◆ **WHAT IS REQUIRED**
Give the number of lines in the listing that hold the word "Berens". Write nothing but that number.

[START OF PROVIDED INFORMATION]

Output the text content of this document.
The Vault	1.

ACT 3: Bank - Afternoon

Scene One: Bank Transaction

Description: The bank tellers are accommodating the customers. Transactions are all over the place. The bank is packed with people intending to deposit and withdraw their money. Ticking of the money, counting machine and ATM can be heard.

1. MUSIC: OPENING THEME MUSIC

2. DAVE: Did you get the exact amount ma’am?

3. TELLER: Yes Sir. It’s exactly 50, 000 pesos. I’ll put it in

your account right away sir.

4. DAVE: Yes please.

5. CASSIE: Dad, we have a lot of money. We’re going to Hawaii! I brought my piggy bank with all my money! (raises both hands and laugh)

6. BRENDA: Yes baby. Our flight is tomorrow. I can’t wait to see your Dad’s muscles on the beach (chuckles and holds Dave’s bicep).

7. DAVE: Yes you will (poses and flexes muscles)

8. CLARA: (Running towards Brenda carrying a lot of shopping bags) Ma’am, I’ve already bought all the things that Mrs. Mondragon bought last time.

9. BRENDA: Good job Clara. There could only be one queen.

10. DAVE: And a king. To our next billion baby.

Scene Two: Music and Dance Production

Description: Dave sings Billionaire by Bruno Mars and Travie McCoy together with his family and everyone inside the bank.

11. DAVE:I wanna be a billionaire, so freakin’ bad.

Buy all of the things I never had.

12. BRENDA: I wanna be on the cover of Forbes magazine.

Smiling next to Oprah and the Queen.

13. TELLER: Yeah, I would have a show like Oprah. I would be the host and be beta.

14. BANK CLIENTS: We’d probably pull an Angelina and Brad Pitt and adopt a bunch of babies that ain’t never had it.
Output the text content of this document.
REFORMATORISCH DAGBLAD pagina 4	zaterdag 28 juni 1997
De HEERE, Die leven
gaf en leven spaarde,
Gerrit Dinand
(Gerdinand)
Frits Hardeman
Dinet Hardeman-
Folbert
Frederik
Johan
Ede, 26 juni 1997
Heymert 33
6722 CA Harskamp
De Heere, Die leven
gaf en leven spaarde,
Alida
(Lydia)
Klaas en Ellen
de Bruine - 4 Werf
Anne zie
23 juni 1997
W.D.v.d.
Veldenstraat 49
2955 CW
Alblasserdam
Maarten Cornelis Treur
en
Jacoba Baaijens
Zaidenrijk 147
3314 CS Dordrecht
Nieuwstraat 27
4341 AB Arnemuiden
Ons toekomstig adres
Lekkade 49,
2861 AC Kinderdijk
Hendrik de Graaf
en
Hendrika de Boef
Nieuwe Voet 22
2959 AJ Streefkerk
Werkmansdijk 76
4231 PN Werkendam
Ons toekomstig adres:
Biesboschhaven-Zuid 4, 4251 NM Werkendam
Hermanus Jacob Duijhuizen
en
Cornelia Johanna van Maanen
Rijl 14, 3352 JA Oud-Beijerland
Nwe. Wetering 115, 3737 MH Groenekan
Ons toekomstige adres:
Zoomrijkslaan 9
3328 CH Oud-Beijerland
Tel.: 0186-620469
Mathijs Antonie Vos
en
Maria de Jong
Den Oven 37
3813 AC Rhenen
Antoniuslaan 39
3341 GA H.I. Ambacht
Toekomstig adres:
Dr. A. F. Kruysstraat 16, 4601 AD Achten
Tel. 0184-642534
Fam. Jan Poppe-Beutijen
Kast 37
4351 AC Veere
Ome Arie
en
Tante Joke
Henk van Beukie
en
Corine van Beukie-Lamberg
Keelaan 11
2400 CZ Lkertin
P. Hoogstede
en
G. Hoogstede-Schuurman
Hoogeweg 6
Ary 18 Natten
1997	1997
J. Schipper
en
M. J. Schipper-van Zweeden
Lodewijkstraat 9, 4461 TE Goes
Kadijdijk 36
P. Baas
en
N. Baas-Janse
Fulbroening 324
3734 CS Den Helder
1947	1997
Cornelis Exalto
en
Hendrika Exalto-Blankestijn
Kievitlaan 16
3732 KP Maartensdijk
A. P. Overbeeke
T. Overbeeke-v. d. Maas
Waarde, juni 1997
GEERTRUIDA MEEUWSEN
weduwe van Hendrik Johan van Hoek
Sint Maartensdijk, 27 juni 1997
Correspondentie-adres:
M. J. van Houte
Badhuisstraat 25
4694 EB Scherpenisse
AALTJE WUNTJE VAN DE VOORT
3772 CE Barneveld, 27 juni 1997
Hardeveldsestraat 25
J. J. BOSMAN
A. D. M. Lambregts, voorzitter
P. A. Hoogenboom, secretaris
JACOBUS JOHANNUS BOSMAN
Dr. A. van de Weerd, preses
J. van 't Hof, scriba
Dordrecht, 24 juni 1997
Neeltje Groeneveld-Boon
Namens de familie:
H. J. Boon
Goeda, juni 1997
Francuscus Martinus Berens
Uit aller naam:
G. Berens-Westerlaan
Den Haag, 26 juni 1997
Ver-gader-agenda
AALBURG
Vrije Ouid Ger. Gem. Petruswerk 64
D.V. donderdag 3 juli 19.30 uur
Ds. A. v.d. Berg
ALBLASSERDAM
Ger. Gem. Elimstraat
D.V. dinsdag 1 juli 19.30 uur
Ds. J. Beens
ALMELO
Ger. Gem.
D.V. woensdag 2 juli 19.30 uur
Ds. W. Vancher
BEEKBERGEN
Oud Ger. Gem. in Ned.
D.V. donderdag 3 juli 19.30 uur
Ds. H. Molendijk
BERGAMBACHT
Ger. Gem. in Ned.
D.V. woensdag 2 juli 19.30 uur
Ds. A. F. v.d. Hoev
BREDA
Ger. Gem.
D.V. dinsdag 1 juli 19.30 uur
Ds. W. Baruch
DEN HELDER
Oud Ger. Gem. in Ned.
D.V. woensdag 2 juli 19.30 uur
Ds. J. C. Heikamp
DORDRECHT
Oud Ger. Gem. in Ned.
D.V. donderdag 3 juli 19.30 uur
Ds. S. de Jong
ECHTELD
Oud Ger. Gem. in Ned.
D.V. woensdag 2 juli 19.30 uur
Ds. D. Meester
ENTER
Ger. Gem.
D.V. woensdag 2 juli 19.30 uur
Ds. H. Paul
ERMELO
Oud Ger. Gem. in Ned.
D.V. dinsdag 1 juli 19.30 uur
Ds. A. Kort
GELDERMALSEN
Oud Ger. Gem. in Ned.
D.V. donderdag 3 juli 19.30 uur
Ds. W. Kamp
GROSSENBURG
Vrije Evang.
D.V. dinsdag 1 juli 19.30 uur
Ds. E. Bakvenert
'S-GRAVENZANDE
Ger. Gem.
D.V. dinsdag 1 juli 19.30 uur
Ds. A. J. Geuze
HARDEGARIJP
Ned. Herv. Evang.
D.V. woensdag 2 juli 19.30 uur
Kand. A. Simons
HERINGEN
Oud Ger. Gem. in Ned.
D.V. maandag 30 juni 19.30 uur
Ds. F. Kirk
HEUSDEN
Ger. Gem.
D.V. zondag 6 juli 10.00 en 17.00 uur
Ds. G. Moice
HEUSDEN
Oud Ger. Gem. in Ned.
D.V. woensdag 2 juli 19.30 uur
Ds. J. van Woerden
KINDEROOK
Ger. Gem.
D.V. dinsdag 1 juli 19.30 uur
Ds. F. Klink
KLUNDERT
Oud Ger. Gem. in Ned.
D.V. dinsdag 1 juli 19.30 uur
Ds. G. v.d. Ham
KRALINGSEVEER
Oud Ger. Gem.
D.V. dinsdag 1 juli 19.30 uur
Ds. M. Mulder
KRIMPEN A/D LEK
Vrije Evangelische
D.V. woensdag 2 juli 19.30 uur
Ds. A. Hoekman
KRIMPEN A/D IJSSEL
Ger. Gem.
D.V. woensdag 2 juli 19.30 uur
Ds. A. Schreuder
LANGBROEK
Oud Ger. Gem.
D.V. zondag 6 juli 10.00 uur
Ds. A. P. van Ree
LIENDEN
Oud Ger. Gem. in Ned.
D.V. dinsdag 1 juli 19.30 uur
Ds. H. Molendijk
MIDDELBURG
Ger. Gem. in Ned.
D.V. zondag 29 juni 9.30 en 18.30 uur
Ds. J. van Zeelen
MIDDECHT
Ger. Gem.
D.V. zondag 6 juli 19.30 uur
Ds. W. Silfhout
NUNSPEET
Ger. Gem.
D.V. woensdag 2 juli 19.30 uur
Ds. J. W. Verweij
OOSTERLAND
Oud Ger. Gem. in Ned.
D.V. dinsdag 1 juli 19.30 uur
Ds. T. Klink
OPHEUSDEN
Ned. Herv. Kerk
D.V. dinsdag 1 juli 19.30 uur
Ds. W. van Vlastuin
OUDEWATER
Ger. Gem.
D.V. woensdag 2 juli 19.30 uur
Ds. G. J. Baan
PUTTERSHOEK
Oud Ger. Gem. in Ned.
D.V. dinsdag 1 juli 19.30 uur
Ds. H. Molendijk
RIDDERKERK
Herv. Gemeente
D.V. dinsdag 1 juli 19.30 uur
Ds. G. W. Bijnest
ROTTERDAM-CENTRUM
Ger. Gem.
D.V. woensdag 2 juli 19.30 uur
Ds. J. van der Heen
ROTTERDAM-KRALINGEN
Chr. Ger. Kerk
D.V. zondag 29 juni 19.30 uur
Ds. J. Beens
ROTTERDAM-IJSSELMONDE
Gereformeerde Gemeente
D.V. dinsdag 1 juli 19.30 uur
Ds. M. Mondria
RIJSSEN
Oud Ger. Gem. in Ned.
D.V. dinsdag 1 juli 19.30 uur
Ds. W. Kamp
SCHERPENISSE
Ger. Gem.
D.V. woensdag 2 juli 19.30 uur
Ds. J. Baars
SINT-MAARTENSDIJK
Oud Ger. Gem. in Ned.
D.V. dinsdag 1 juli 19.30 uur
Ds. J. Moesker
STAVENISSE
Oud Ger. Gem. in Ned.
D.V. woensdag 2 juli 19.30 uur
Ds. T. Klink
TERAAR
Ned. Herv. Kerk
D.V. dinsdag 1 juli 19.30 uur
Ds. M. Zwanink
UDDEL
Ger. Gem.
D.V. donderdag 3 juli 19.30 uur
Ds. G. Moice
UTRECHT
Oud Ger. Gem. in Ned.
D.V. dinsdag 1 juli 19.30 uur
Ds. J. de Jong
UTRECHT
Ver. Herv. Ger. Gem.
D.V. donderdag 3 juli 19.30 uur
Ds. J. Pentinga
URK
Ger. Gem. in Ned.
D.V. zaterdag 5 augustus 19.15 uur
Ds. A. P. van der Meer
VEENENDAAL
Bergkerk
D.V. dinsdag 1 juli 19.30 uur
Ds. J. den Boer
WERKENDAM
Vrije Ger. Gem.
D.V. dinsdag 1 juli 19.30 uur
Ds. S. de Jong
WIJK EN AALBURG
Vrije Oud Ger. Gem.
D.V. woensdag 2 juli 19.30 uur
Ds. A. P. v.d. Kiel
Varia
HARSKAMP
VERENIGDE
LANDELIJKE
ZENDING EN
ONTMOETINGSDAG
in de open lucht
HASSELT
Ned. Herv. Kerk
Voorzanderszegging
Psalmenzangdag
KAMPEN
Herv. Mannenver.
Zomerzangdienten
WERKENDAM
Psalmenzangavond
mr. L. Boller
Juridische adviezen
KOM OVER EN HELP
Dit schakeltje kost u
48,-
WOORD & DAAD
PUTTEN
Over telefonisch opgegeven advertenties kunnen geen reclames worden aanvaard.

[END OF PROVIDED INFORMATION]

◆ **RESPONSE FOR THIS EXERCISE**
2